======== EXERCISE DATA ========

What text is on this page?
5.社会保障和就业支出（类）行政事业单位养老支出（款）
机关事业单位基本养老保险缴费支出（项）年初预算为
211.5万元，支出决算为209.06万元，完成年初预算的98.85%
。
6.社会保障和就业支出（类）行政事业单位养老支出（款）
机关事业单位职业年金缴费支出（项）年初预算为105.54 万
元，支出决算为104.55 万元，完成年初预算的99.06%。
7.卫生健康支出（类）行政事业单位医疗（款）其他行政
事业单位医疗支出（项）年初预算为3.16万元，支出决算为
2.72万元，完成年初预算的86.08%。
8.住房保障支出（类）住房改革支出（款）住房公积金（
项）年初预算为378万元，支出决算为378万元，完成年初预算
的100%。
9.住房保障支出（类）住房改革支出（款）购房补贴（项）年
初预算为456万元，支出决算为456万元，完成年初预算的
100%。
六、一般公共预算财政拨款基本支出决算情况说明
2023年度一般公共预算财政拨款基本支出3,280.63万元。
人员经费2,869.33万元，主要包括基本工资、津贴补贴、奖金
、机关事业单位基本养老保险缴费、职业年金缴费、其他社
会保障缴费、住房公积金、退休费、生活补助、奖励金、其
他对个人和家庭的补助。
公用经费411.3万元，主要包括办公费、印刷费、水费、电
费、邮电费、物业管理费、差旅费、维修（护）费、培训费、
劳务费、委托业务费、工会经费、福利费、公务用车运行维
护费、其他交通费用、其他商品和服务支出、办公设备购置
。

========

## EXERCISE DETAILS
Retype the material above, line by line, exactly.

## RESPONSE
What text is on this page?
5.社会保障和就业支出（类）行政事业单位养老支出（款）
机关事业单位基本养老保险缴费支出（项）年初预算为
211.5万元，支出决算为209.06万元，完成年初预算的98.85%
。
6.社会保障和就业支出（类）行政事业单位养老支出（款）
机关事业单位职业年金缴费支出（项）年初预算为105.54 万
元，支出决算为104.55 万元，完成年初预算的99.06%。
7.卫生健康支出（类）行政事业单位医疗（款）其他行政
事业单位医疗支出（项）年初预算为3.16万元，支出决算为
2.72万元，完成年初预算的86.08%。
8.住房保障支出（类）住房改革支出（款）住房公积金（
项）年初预算为378万元，支出决算为378万元，完成年初预算
的100%。
9.住房保障支出（类）住房改革支出（款）购房补贴（项）年
初预算为456万元，支出决算为456万元，完成年初预算的
100%。
六、一般公共预算财政拨款基本支出决算情况说明
2023年度一般公共预算财政拨款基本支出3,280.63万元。
人员经费2,869.33万元，主要包括基本工资、津贴补贴、奖金
、机关事业单位基本养老保险缴费、职业年金缴费、其他社
会保障缴费、住房公积金、退休费、生活补助、奖励金、其
他对个人和家庭的补助。
公用经费411.3万元，主要包括办公费、印刷费、水费、电
费、邮电费、物业管理费、差旅费、维修（护）费、培训费、
劳务费、委托业务费、工会经费、福利费、公务用车运行维
护费、其他交通费用、其他商品和服务支出、办公设备购置
。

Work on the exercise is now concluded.